[Records from a data source]
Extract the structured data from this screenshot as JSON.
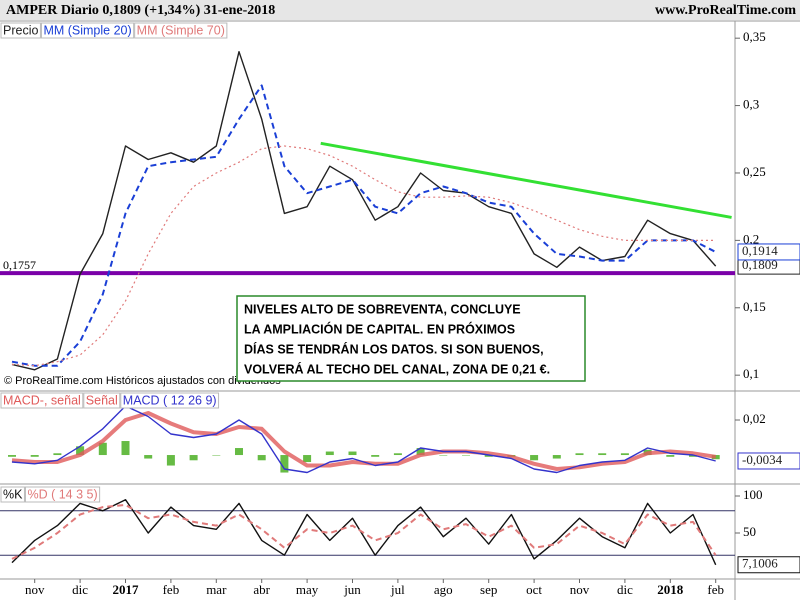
{
  "header": {
    "title": "AMPER   Diario    0,1809 (+1,34%)    31-ene-2018",
    "site": "www.ProRealTime.com"
  },
  "copyright": "© ProRealTime.com  Históricos ajustados con dividendos",
  "annotation": [
    "NIVELES ALTO DE SOBREVENTA, CONCLUYE",
    "LA AMPLIACIÓN DE CAPITAL. EN PRÓXIMOS",
    "DÍAS SE TENDRÁN LOS DATOS. SI SON BUENOS,",
    "VOLVERÁ AL TECHO DEL CANAL, ZONA DE 0,21 €."
  ],
  "chart_data": [
    {
      "type": "line",
      "categories": [
        null,
        "nov",
        null,
        "dic",
        null,
        "2017",
        null,
        "feb",
        null,
        "mar",
        null,
        "abr",
        null,
        "may",
        null,
        "jun",
        null,
        "jul",
        null,
        "ago",
        null,
        "sep",
        null,
        "oct",
        null,
        "nov",
        null,
        "dic",
        null,
        "2018",
        null,
        "feb"
      ],
      "ylim": [
        0.089,
        0.362
      ],
      "yticks": [
        {
          "value": 0.1,
          "label": "0,1"
        },
        {
          "value": 0.15,
          "label": "0,15"
        },
        {
          "value": 0.2,
          "label": "0,2"
        },
        {
          "value": 0.25,
          "label": "0,25"
        },
        {
          "value": 0.3,
          "label": "0,3"
        },
        {
          "value": 0.35,
          "label": "0,35"
        }
      ],
      "series": [
        {
          "name": "Precio",
          "color": "#222222",
          "style": "solid",
          "last_label": "0,1809",
          "values": [
            0.108,
            0.104,
            0.112,
            0.175,
            0.205,
            0.27,
            0.26,
            0.265,
            0.258,
            0.27,
            0.34,
            0.29,
            0.22,
            0.225,
            0.255,
            0.245,
            0.215,
            0.225,
            0.25,
            0.237,
            0.235,
            0.225,
            0.22,
            0.19,
            0.18,
            0.195,
            0.185,
            0.188,
            0.215,
            0.205,
            0.2,
            0.1809
          ]
        },
        {
          "name": "MM (Simple 20)",
          "color": "#1a3fd6",
          "style": "dashed",
          "last_label": "0,1914",
          "values": [
            0.11,
            0.107,
            0.107,
            0.125,
            0.16,
            0.22,
            0.255,
            0.258,
            0.26,
            0.262,
            0.29,
            0.315,
            0.255,
            0.235,
            0.24,
            0.245,
            0.225,
            0.22,
            0.235,
            0.24,
            0.235,
            0.228,
            0.225,
            0.205,
            0.19,
            0.188,
            0.185,
            0.185,
            0.2,
            0.2,
            0.2,
            0.1914
          ]
        },
        {
          "name": "MM (Simple 70)",
          "color": "#e07a7a",
          "style": "dotted",
          "values": [
            0.108,
            0.107,
            0.11,
            0.115,
            0.13,
            0.155,
            0.19,
            0.22,
            0.24,
            0.25,
            0.258,
            0.268,
            0.27,
            0.268,
            0.263,
            0.255,
            0.245,
            0.236,
            0.232,
            0.232,
            0.233,
            0.232,
            0.228,
            0.222,
            0.215,
            0.208,
            0.203,
            0.2,
            0.2,
            0.2,
            0.2,
            0.2
          ]
        }
      ],
      "hline": {
        "value": 0.1757,
        "label": "0,1757",
        "color": "#7a00a8"
      },
      "trendline": {
        "x": [
          13.6,
          31.7
        ],
        "values": [
          0.272,
          0.217
        ],
        "color": "#33e033"
      }
    },
    {
      "type": "macd",
      "ylim": [
        -0.0154,
        0.036
      ],
      "yticks": [
        {
          "value": 0.02,
          "label": "0,02"
        }
      ],
      "series": [
        {
          "name": "MACD-, señal",
          "color": "#66bb44",
          "style": "bar",
          "values": [
            -0.001,
            -0.001,
            0.001,
            0.005,
            0.007,
            0.008,
            -0.002,
            -0.006,
            -0.003,
            0,
            0.004,
            -0.003,
            -0.01,
            -0.004,
            0.002,
            0.002,
            -0.001,
            0.001,
            0.004,
            0,
            0,
            -0.001,
            -0.001,
            -0.003,
            -0.002,
            0.001,
            0.001,
            0.001,
            0.003,
            -0.001,
            -0.001,
            -0.0024
          ]
        },
        {
          "name": "Señal",
          "color": "#e05a5a",
          "style": "thick",
          "values": [
            -0.003,
            -0.004,
            -0.004,
            0,
            0.008,
            0.02,
            0.024,
            0.018,
            0.013,
            0.012,
            0.016,
            0.015,
            0.002,
            -0.006,
            -0.006,
            -0.004,
            -0.005,
            -0.005,
            0,
            0.002,
            0.002,
            0.001,
            -0.001,
            -0.005,
            -0.008,
            -0.007,
            -0.005,
            -0.004,
            0.001,
            0.002,
            0.001,
            -0.001
          ]
        },
        {
          "name": "MACD ( 12 26 9)",
          "color": "#3333cc",
          "style": "solid",
          "last_label": "-0,0034",
          "values": [
            -0.004,
            -0.005,
            -0.003,
            0.005,
            0.015,
            0.028,
            0.022,
            0.012,
            0.01,
            0.012,
            0.02,
            0.012,
            -0.008,
            -0.01,
            -0.004,
            -0.002,
            -0.006,
            -0.004,
            0.004,
            0.002,
            0.002,
            0,
            -0.002,
            -0.008,
            -0.01,
            -0.006,
            -0.004,
            -0.003,
            0.004,
            0.001,
            0,
            -0.0034
          ]
        }
      ]
    },
    {
      "type": "stochastic",
      "ylim": [
        -10.8,
        113.5
      ],
      "yticks": [
        50,
        100
      ],
      "hlines": [
        20,
        80
      ],
      "series": [
        {
          "name": "%K",
          "color": "#111111",
          "style": "solid",
          "last_label": "7,1006",
          "values": [
            10,
            40,
            60,
            90,
            80,
            95,
            50,
            85,
            60,
            55,
            90,
            40,
            20,
            75,
            40,
            70,
            20,
            60,
            85,
            45,
            70,
            35,
            75,
            15,
            40,
            70,
            45,
            30,
            90,
            50,
            75,
            7.1006
          ]
        },
        {
          "name": "%D ( 14 3 5)",
          "color": "#e07a7a",
          "style": "dashed",
          "values": [
            15,
            30,
            50,
            75,
            85,
            88,
            70,
            75,
            65,
            60,
            75,
            55,
            30,
            55,
            50,
            60,
            40,
            50,
            75,
            55,
            62,
            45,
            60,
            30,
            35,
            60,
            50,
            35,
            75,
            60,
            65,
            20
          ]
        }
      ]
    }
  ]
}
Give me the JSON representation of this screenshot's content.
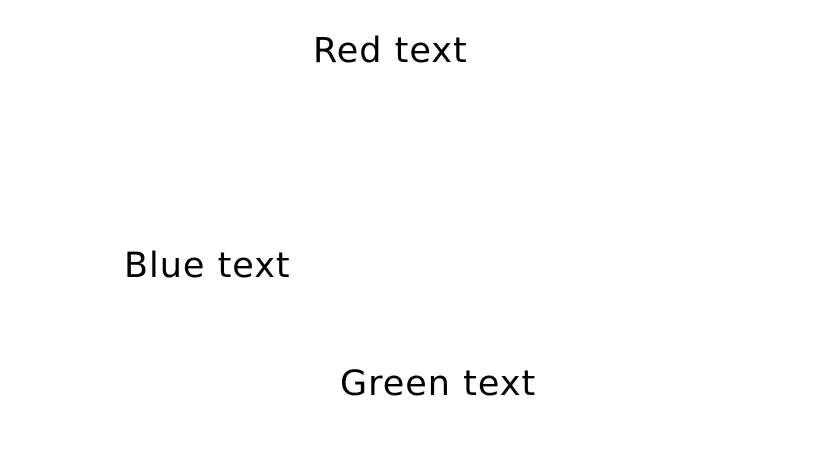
{
  "labels": {
    "red": "Red text",
    "blue": "Blue text",
    "green": "Green text"
  },
  "colors": {
    "text": "#000000",
    "background": "#ffffff"
  }
}
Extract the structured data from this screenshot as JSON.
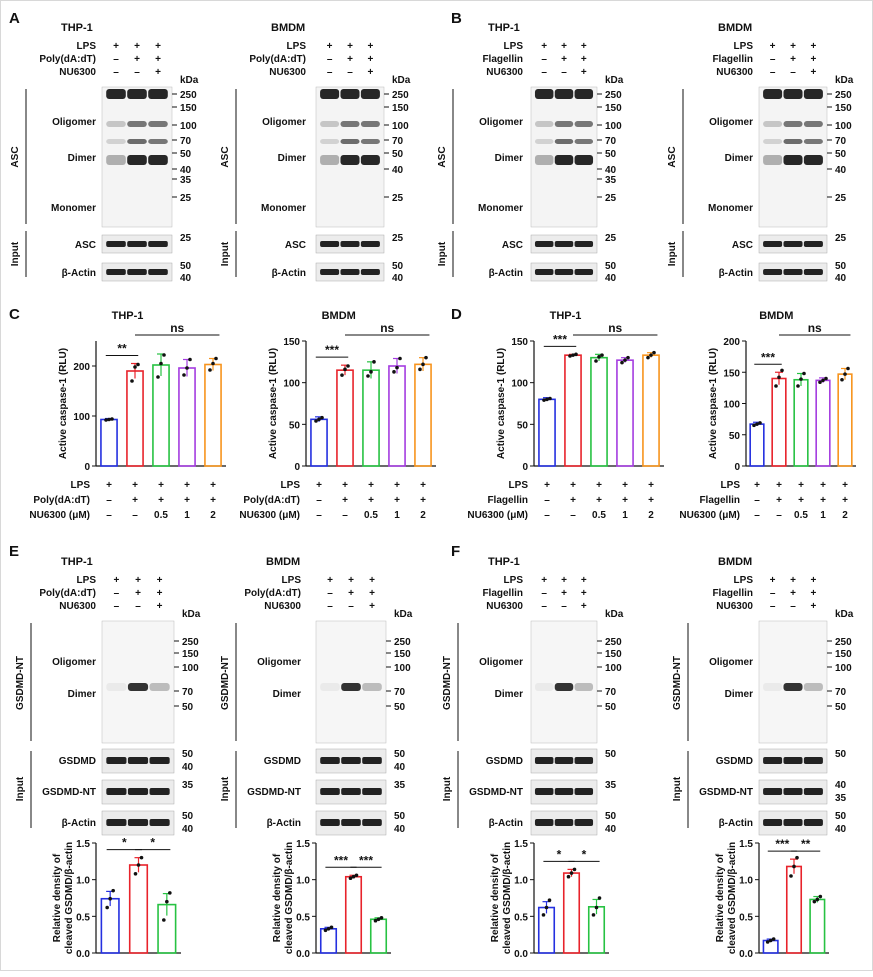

_Exercise description_
With the pictures omitted, reproduce the records in full and exactly.

_Task output_
Extract the structured data from this screenshot as JSON.
{
  "header": {
    "title": "AMPER   Diario    0,1809 (+1,34%)    31-ene-2018",
    "site": "www.ProRealTime.com"
  },
  "copyright": "© ProRealTime.com  Históricos ajustados con dividendos",
  "annotation": [
    "NIVELES ALTO DE SOBREVENTA, CONCLUYE",
    "LA AMPLIACIÓN DE CAPITAL. EN PRÓXIMOS",
    "DÍAS SE TENDRÁN LOS DATOS. SI SON BUENOS,",
    "VOLVERÁ AL TECHO DEL CANAL, ZONA DE 0,21 €."
  ],
  "chart_data": [
    {
      "type": "line",
      "categories": [
        null,
        "nov",
        null,
        "dic",
        null,
        "2017",
        null,
        "feb",
        null,
        "mar",
        null,
        "abr",
        null,
        "may",
        null,
        "jun",
        null,
        "jul",
        null,
        "ago",
        null,
        "sep",
        null,
        "oct",
        null,
        "nov",
        null,
        "dic",
        null,
        "2018",
        null,
        "feb"
      ],
      "ylim": [
        0.089,
        0.362
      ],
      "yticks": [
        {
          "value": 0.1,
          "label": "0,1"
        },
        {
          "value": 0.15,
          "label": "0,15"
        },
        {
          "value": 0.2,
          "label": "0,2"
        },
        {
          "value": 0.25,
          "label": "0,25"
        },
        {
          "value": 0.3,
          "label": "0,3"
        },
        {
          "value": 0.35,
          "label": "0,35"
        }
      ],
      "series": [
        {
          "name": "Precio",
          "color": "#222222",
          "style": "solid",
          "last_label": "0,1809",
          "values": [
            0.108,
            0.104,
            0.112,
            0.175,
            0.205,
            0.27,
            0.26,
            0.265,
            0.258,
            0.27,
            0.34,
            0.29,
            0.22,
            0.225,
            0.255,
            0.245,
            0.215,
            0.225,
            0.25,
            0.237,
            0.235,
            0.225,
            0.22,
            0.19,
            0.18,
            0.195,
            0.185,
            0.188,
            0.215,
            0.205,
            0.2,
            0.1809
          ]
        },
        {
          "name": "MM (Simple 20)",
          "color": "#1a3fd6",
          "style": "dashed",
          "last_label": "0,1914",
          "values": [
            0.11,
            0.107,
            0.107,
            0.125,
            0.16,
            0.22,
            0.255,
            0.258,
            0.26,
            0.262,
            0.29,
            0.315,
            0.255,
            0.235,
            0.24,
            0.245,
            0.225,
            0.22,
            0.235,
            0.24,
            0.235,
            0.228,
            0.225,
            0.205,
            0.19,
            0.188,
            0.185,
            0.185,
            0.2,
            0.2,
            0.2,
            0.1914
          ]
        },
        {
          "name": "MM (Simple 70)",
          "color": "#e07a7a",
          "style": "dotted",
          "values": [
            0.108,
            0.107,
            0.11,
            0.115,
            0.13,
            0.155,
            0.19,
            0.22,
            0.24,
            0.25,
            0.258,
            0.268,
            0.27,
            0.268,
            0.263,
            0.255,
            0.245,
            0.236,
            0.232,
            0.232,
            0.233,
            0.232,
            0.228,
            0.222,
            0.215,
            0.208,
            0.203,
            0.2,
            0.2,
            0.2,
            0.2,
            0.2
          ]
        }
      ],
      "hline": {
        "value": 0.1757,
        "label": "0,1757",
        "color": "#7a00a8"
      },
      "trendline": {
        "x": [
          13.6,
          31.7
        ],
        "values": [
          0.272,
          0.217
        ],
        "color": "#33e033"
      }
    },
    {
      "type": "macd",
      "ylim": [
        -0.0154,
        0.036
      ],
      "yticks": [
        {
          "value": 0.02,
          "label": "0,02"
        }
      ],
      "series": [
        {
          "name": "MACD-, señal",
          "color": "#66bb44",
          "style": "bar",
          "values": [
            -0.001,
            -0.001,
            0.001,
            0.005,
            0.007,
            0.008,
            -0.002,
            -0.006,
            -0.003,
            0,
            0.004,
            -0.003,
            -0.01,
            -0.004,
            0.002,
            0.002,
            -0.001,
            0.001,
            0.004,
            0,
            0,
            -0.001,
            -0.001,
            -0.003,
            -0.002,
            0.001,
            0.001,
            0.001,
            0.003,
            -0.001,
            -0.001,
            -0.0024
          ]
        },
        {
          "name": "Señal",
          "color": "#e05a5a",
          "style": "thick",
          "values": [
            -0.003,
            -0.004,
            -0.004,
            0,
            0.008,
            0.02,
            0.024,
            0.018,
            0.013,
            0.012,
            0.016,
            0.015,
            0.002,
            -0.006,
            -0.006,
            -0.004,
            -0.005,
            -0.005,
            0,
            0.002,
            0.002,
            0.001,
            -0.001,
            -0.005,
            -0.008,
            -0.007,
            -0.005,
            -0.004,
            0.001,
            0.002,
            0.001,
            -0.001
          ]
        },
        {
          "name": "MACD ( 12 26 9)",
          "color": "#3333cc",
          "style": "solid",
          "last_label": "-0,0034",
          "values": [
            -0.004,
            -0.005,
            -0.003,
            0.005,
            0.015,
            0.028,
            0.022,
            0.012,
            0.01,
            0.012,
            0.02,
            0.012,
            -0.008,
            -0.01,
            -0.004,
            -0.002,
            -0.006,
            -0.004,
            0.004,
            0.002,
            0.002,
            0,
            -0.002,
            -0.008,
            -0.01,
            -0.006,
            -0.004,
            -0.003,
            0.004,
            0.001,
            0,
            -0.0034
          ]
        }
      ]
    },
    {
      "type": "stochastic",
      "ylim": [
        -10.8,
        113.5
      ],
      "yticks": [
        50,
        100
      ],
      "hlines": [
        20,
        80
      ],
      "series": [
        {
          "name": "%K",
          "color": "#111111",
          "style": "solid",
          "last_label": "7,1006",
          "values": [
            10,
            40,
            60,
            90,
            80,
            95,
            50,
            85,
            60,
            55,
            90,
            40,
            20,
            75,
            40,
            70,
            20,
            60,
            85,
            45,
            70,
            35,
            75,
            15,
            40,
            70,
            45,
            30,
            90,
            50,
            75,
            7.1006
          ]
        },
        {
          "name": "%D ( 14 3 5)",
          "color": "#e07a7a",
          "style": "dashed",
          "values": [
            15,
            30,
            50,
            75,
            85,
            88,
            70,
            75,
            65,
            60,
            75,
            55,
            30,
            55,
            50,
            60,
            40,
            50,
            75,
            55,
            62,
            45,
            60,
            30,
            35,
            60,
            50,
            35,
            75,
            60,
            65,
            20
          ]
        }
      ]
    }
  ]
}
Give me the JSON representation of this screenshot's content.
{
  "labels": {
    "red": "Red text",
    "blue": "Blue text",
    "green": "Green text"
  },
  "colors": {
    "text": "#000000",
    "background": "#ffffff"
  }
}
Extract the structured data from this screenshot as JSON.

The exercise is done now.